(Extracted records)
***

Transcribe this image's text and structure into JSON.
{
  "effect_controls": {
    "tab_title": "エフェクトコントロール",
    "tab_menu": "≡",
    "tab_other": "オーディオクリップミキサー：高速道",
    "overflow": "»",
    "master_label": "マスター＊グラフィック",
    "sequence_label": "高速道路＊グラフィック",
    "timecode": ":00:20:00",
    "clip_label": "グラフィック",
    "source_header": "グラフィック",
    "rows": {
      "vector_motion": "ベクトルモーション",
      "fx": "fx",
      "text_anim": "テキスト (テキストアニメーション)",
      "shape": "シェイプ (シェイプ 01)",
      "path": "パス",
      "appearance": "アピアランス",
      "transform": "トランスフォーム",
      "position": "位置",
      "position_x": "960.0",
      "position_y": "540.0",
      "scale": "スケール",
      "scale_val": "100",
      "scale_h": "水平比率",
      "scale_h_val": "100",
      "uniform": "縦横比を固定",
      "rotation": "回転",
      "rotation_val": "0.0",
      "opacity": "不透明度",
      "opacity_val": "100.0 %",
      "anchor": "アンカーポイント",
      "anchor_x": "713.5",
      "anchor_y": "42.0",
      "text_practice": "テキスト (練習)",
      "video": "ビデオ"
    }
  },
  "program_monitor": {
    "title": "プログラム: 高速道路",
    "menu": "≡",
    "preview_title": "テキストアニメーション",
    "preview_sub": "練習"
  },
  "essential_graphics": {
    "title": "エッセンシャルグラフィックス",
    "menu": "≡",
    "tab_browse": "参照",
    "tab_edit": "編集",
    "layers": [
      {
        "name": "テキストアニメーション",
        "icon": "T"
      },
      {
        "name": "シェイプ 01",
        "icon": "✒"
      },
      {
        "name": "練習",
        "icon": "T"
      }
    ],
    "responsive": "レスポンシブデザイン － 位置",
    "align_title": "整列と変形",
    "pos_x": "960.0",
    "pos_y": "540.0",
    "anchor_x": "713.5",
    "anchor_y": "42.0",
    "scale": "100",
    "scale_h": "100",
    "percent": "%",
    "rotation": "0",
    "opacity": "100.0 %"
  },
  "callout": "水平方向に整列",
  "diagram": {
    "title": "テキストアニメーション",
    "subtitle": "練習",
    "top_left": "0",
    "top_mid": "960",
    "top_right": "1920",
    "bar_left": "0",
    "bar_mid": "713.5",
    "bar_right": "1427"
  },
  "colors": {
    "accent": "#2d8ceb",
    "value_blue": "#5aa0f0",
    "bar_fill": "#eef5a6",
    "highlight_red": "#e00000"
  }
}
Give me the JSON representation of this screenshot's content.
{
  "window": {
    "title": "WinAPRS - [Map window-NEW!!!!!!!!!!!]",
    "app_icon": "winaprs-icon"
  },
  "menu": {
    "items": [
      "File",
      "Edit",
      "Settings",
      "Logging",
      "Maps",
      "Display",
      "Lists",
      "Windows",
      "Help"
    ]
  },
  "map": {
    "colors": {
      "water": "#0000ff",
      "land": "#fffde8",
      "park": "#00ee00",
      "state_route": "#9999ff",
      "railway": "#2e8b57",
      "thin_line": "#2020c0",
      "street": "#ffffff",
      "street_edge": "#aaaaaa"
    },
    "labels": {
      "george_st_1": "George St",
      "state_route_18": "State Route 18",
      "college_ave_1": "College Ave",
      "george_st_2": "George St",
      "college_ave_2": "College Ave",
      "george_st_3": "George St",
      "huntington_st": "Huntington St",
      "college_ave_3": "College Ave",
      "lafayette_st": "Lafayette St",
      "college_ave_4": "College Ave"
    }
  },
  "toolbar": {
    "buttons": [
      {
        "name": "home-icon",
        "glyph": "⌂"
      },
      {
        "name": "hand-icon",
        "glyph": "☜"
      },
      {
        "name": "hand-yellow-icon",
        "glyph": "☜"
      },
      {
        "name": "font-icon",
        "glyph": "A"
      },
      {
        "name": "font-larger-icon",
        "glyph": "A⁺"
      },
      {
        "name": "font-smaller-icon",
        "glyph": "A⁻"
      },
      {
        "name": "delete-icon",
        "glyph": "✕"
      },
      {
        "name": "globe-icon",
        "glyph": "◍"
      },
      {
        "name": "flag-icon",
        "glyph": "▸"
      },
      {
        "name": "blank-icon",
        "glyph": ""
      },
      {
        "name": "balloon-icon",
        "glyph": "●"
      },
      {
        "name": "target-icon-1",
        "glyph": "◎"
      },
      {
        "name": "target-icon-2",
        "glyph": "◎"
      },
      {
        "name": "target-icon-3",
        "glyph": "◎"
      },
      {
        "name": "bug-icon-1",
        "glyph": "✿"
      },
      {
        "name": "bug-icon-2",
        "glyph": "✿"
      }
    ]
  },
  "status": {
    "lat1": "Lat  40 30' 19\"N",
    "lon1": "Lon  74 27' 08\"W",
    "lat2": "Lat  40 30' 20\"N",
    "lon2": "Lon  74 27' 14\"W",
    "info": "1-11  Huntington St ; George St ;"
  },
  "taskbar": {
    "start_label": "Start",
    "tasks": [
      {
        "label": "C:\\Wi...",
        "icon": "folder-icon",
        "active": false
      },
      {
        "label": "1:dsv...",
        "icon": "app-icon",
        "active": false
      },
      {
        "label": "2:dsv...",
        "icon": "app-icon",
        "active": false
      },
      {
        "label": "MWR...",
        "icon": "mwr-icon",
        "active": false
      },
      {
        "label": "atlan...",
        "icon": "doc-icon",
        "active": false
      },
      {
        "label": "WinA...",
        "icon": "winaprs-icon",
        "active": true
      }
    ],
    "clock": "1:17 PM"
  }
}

***

» Required task:
Check each line of these records for the string "font" and state only how many lines have it.

» Completed exercise:
3